[Start of Records supplied]

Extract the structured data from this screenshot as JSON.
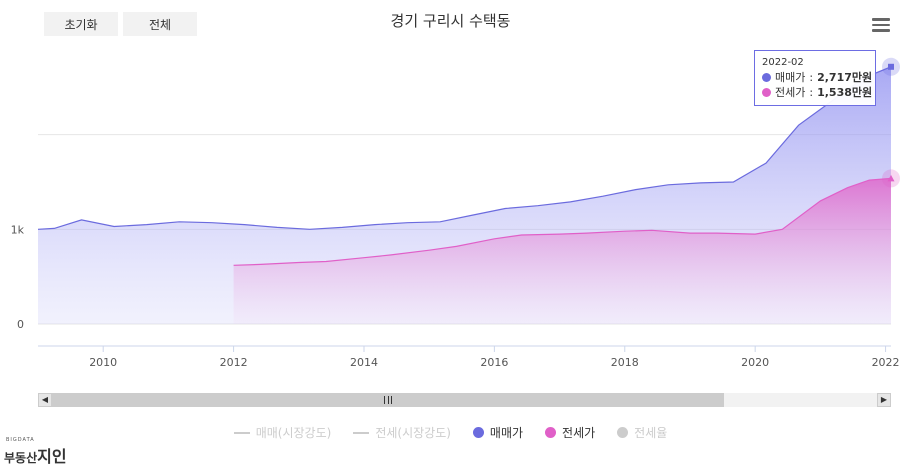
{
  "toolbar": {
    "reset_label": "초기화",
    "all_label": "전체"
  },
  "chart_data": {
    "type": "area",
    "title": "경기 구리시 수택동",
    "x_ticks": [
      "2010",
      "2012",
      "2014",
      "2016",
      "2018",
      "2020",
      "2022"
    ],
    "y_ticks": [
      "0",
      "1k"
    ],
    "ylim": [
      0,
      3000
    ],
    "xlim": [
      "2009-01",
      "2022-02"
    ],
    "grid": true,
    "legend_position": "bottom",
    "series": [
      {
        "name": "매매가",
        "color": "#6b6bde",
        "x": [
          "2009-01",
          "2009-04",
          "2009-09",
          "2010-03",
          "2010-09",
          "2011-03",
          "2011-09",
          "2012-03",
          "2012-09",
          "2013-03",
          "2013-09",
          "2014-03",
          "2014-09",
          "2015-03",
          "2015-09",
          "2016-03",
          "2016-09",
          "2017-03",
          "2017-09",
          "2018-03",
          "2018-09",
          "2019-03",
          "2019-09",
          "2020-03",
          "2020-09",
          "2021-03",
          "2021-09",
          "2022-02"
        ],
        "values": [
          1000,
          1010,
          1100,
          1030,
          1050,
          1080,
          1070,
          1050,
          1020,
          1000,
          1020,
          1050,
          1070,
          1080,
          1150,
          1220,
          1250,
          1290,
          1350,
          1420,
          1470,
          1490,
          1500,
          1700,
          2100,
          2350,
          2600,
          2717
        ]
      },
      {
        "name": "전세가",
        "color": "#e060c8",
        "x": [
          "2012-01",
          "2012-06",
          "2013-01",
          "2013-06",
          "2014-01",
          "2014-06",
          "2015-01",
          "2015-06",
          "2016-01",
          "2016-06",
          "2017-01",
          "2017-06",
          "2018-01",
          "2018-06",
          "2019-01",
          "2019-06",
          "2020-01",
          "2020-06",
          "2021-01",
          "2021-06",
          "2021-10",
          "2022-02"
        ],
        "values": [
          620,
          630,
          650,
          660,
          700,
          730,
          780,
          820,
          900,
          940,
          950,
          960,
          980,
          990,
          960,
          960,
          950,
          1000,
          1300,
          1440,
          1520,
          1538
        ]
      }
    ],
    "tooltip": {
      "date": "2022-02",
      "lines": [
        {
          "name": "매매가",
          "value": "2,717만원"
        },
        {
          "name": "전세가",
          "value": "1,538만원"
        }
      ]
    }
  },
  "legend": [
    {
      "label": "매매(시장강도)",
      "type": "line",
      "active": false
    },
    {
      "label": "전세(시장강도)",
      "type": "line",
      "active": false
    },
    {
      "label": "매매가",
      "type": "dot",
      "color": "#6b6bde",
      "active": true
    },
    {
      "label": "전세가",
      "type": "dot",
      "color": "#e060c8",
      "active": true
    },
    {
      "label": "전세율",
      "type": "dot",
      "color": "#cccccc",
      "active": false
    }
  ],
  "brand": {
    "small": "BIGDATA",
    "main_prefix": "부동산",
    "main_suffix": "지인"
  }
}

[End of Records supplied]

Problem to work on: Transcribe each line above verbatim, with the pictures left out.

Answer to this problem:
Extract the structured data from this screenshot as JSON.
{
  "toolbar": {
    "reset_label": "초기화",
    "all_label": "전체"
  },
  "chart_data": {
    "type": "area",
    "title": "경기 구리시 수택동",
    "x_ticks": [
      "2010",
      "2012",
      "2014",
      "2016",
      "2018",
      "2020",
      "2022"
    ],
    "y_ticks": [
      "0",
      "1k"
    ],
    "ylim": [
      0,
      3000
    ],
    "xlim": [
      "2009-01",
      "2022-02"
    ],
    "grid": true,
    "legend_position": "bottom",
    "series": [
      {
        "name": "매매가",
        "color": "#6b6bde",
        "x": [
          "2009-01",
          "2009-04",
          "2009-09",
          "2010-03",
          "2010-09",
          "2011-03",
          "2011-09",
          "2012-03",
          "2012-09",
          "2013-03",
          "2013-09",
          "2014-03",
          "2014-09",
          "2015-03",
          "2015-09",
          "2016-03",
          "2016-09",
          "2017-03",
          "2017-09",
          "2018-03",
          "2018-09",
          "2019-03",
          "2019-09",
          "2020-03",
          "2020-09",
          "2021-03",
          "2021-09",
          "2022-02"
        ],
        "values": [
          1000,
          1010,
          1100,
          1030,
          1050,
          1080,
          1070,
          1050,
          1020,
          1000,
          1020,
          1050,
          1070,
          1080,
          1150,
          1220,
          1250,
          1290,
          1350,
          1420,
          1470,
          1490,
          1500,
          1700,
          2100,
          2350,
          2600,
          2717
        ]
      },
      {
        "name": "전세가",
        "color": "#e060c8",
        "x": [
          "2012-01",
          "2012-06",
          "2013-01",
          "2013-06",
          "2014-01",
          "2014-06",
          "2015-01",
          "2015-06",
          "2016-01",
          "2016-06",
          "2017-01",
          "2017-06",
          "2018-01",
          "2018-06",
          "2019-01",
          "2019-06",
          "2020-01",
          "2020-06",
          "2021-01",
          "2021-06",
          "2021-10",
          "2022-02"
        ],
        "values": [
          620,
          630,
          650,
          660,
          700,
          730,
          780,
          820,
          900,
          940,
          950,
          960,
          980,
          990,
          960,
          960,
          950,
          1000,
          1300,
          1440,
          1520,
          1538
        ]
      }
    ],
    "tooltip": {
      "date": "2022-02",
      "lines": [
        {
          "name": "매매가",
          "value": "2,717만원"
        },
        {
          "name": "전세가",
          "value": "1,538만원"
        }
      ]
    }
  },
  "legend": [
    {
      "label": "매매(시장강도)",
      "type": "line",
      "active": false
    },
    {
      "label": "전세(시장강도)",
      "type": "line",
      "active": false
    },
    {
      "label": "매매가",
      "type": "dot",
      "color": "#6b6bde",
      "active": true
    },
    {
      "label": "전세가",
      "type": "dot",
      "color": "#e060c8",
      "active": true
    },
    {
      "label": "전세율",
      "type": "dot",
      "color": "#cccccc",
      "active": false
    }
  ],
  "brand": {
    "small": "BIGDATA",
    "main_prefix": "부동산",
    "main_suffix": "지인"
  }
}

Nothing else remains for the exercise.